* [Problem requirements]: Retype the listing that follows, exactly as written.

* [Data provided]:

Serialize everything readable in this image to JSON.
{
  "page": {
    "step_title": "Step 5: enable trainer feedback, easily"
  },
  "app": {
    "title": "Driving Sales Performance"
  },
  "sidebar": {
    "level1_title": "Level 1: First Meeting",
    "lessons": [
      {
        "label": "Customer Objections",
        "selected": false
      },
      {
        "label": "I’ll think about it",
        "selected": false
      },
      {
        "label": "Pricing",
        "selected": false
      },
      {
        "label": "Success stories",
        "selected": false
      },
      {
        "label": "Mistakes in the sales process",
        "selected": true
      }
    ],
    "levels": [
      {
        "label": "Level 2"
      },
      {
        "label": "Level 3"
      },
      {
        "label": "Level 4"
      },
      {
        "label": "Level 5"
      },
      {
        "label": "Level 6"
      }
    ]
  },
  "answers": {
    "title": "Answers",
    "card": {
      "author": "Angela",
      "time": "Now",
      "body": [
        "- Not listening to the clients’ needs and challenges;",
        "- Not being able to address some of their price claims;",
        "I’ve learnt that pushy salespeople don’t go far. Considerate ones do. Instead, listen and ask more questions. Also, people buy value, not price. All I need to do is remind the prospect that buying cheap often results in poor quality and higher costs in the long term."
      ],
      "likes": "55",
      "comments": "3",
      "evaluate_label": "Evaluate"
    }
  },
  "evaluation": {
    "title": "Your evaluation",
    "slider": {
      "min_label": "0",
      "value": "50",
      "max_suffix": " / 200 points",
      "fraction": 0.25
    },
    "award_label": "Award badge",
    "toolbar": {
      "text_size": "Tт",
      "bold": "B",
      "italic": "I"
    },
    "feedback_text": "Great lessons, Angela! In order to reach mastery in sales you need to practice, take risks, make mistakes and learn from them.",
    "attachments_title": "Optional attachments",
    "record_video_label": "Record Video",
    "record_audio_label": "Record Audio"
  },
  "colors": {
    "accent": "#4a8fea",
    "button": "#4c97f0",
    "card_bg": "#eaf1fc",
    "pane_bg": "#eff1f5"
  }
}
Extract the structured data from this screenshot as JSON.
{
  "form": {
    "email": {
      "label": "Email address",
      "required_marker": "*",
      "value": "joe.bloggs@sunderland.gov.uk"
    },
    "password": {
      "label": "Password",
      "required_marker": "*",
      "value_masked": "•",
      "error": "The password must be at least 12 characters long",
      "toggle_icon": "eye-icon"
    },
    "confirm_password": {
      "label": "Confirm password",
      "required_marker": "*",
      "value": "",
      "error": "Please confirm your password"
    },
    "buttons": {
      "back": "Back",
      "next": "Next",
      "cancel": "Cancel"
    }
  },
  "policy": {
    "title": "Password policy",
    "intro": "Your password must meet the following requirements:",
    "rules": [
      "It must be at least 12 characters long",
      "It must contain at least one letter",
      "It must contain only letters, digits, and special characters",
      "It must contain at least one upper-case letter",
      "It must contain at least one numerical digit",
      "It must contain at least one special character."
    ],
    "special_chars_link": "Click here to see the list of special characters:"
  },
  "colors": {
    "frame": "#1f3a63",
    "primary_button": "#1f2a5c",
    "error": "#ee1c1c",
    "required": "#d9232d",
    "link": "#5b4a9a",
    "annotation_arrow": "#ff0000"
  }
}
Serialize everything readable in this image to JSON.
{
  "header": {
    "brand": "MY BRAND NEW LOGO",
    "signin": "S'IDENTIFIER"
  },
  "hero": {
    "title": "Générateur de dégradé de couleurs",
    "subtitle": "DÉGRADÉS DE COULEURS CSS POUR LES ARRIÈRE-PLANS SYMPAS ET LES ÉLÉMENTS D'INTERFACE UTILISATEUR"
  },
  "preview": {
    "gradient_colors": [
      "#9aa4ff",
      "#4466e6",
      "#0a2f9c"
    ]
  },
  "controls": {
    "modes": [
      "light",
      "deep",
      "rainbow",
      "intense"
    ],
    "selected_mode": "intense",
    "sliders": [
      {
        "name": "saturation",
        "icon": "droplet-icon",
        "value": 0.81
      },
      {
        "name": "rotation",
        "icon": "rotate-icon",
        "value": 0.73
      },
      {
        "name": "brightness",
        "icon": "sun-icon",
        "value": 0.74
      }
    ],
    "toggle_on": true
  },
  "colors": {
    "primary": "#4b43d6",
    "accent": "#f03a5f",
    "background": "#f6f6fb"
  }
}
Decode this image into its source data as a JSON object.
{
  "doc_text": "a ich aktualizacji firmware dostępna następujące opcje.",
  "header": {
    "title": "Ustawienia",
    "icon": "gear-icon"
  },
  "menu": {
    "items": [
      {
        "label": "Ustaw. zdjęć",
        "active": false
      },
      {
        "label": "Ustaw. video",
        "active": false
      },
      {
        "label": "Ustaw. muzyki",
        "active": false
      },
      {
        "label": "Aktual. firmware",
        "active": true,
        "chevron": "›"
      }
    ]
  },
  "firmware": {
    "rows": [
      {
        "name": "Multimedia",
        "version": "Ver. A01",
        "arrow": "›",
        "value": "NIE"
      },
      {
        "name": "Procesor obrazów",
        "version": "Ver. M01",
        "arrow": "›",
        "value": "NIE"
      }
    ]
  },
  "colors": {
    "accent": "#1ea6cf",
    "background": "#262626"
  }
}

* [Response to this exercise]:
Serialize everything readable in this image to JSON.
{
  "page": {
    "step_title": "Step 5: enable trainer feedback, easily"
  },
  "app": {
    "title": "Driving Sales Performance"
  },
  "sidebar": {
    "level1_title": "Level 1: First Meeting",
    "lessons": [
      {
        "label": "Customer Objections",
        "selected": false
      },
      {
        "label": "I’ll think about it",
        "selected": false
      },
      {
        "label": "Pricing",
        "selected": false
      },
      {
        "label": "Success stories",
        "selected": false
      },
      {
        "label": "Mistakes in the sales process",
        "selected": true
      }
    ],
    "levels": [
      {
        "label": "Level 2"
      },
      {
        "label": "Level 3"
      },
      {
        "label": "Level 4"
      },
      {
        "label": "Level 5"
      },
      {
        "label": "Level 6"
      }
    ]
  },
  "answers": {
    "title": "Answers",
    "card": {
      "author": "Angela",
      "time": "Now",
      "body": [
        "- Not listening to the clients’ needs and challenges;",
        "- Not being able to address some of their price claims;",
        "I’ve learnt that pushy salespeople don’t go far. Considerate ones do. Instead, listen and ask more questions. Also, people buy value, not price. All I need to do is remind the prospect that buying cheap often results in poor quality and higher costs in the long term."
      ],
      "likes": "55",
      "comments": "3",
      "evaluate_label": "Evaluate"
    }
  },
  "evaluation": {
    "title": "Your evaluation",
    "slider": {
      "min_label": "0",
      "value": "50",
      "max_suffix": " / 200 points",
      "fraction": 0.25
    },
    "award_label": "Award badge",
    "toolbar": {
      "text_size": "Tт",
      "bold": "B",
      "italic": "I"
    },
    "feedback_text": "Great lessons, Angela! In order to reach mastery in sales you need to practice, take risks, make mistakes and learn from them.",
    "attachments_title": "Optional attachments",
    "record_video_label": "Record Video",
    "record_audio_label": "Record Audio"
  },
  "colors": {
    "accent": "#4a8fea",
    "button": "#4c97f0",
    "card_bg": "#eaf1fc",
    "pane_bg": "#eff1f5"
  }
}
Extract the structured data from this screenshot as JSON.
{
  "form": {
    "email": {
      "label": "Email address",
      "required_marker": "*",
      "value": "joe.bloggs@sunderland.gov.uk"
    },
    "password": {
      "label": "Password",
      "required_marker": "*",
      "value_masked": "•",
      "error": "The password must be at least 12 characters long",
      "toggle_icon": "eye-icon"
    },
    "confirm_password": {
      "label": "Confirm password",
      "required_marker": "*",
      "value": "",
      "error": "Please confirm your password"
    },
    "buttons": {
      "back": "Back",
      "next": "Next",
      "cancel": "Cancel"
    }
  },
  "policy": {
    "title": "Password policy",
    "intro": "Your password must meet the following requirements:",
    "rules": [
      "It must be at least 12 characters long",
      "It must contain at least one letter",
      "It must contain only letters, digits, and special characters",
      "It must contain at least one upper-case letter",
      "It must contain at least one numerical digit",
      "It must contain at least one special character."
    ],
    "special_chars_link": "Click here to see the list of special characters:"
  },
  "colors": {
    "frame": "#1f3a63",
    "primary_button": "#1f2a5c",
    "error": "#ee1c1c",
    "required": "#d9232d",
    "link": "#5b4a9a",
    "annotation_arrow": "#ff0000"
  }
}
Serialize everything readable in this image to JSON.
{
  "header": {
    "brand": "MY BRAND NEW LOGO",
    "signin": "S'IDENTIFIER"
  },
  "hero": {
    "title": "Générateur de dégradé de couleurs",
    "subtitle": "DÉGRADÉS DE COULEURS CSS POUR LES ARRIÈRE-PLANS SYMPAS ET LES ÉLÉMENTS D'INTERFACE UTILISATEUR"
  },
  "preview": {
    "gradient_colors": [
      "#9aa4ff",
      "#4466e6",
      "#0a2f9c"
    ]
  },
  "controls": {
    "modes": [
      "light",
      "deep",
      "rainbow",
      "intense"
    ],
    "selected_mode": "intense",
    "sliders": [
      {
        "name": "saturation",
        "icon": "droplet-icon",
        "value": 0.81
      },
      {
        "name": "rotation",
        "icon": "rotate-icon",
        "value": 0.73
      },
      {
        "name": "brightness",
        "icon": "sun-icon",
        "value": 0.74
      }
    ],
    "toggle_on": true
  },
  "colors": {
    "primary": "#4b43d6",
    "accent": "#f03a5f",
    "background": "#f6f6fb"
  }
}
Decode this image into its source data as a JSON object.
{
  "doc_text": "a ich aktualizacji firmware dostępna następujące opcje.",
  "header": {
    "title": "Ustawienia",
    "icon": "gear-icon"
  },
  "menu": {
    "items": [
      {
        "label": "Ustaw. zdjęć",
        "active": false
      },
      {
        "label": "Ustaw. video",
        "active": false
      },
      {
        "label": "Ustaw. muzyki",
        "active": false
      },
      {
        "label": "Aktual. firmware",
        "active": true,
        "chevron": "›"
      }
    ]
  },
  "firmware": {
    "rows": [
      {
        "name": "Multimedia",
        "version": "Ver. A01",
        "arrow": "›",
        "value": "NIE"
      },
      {
        "name": "Procesor obrazów",
        "version": "Ver. M01",
        "arrow": "›",
        "value": "NIE"
      }
    ]
  },
  "colors": {
    "accent": "#1ea6cf",
    "background": "#262626"
  }
}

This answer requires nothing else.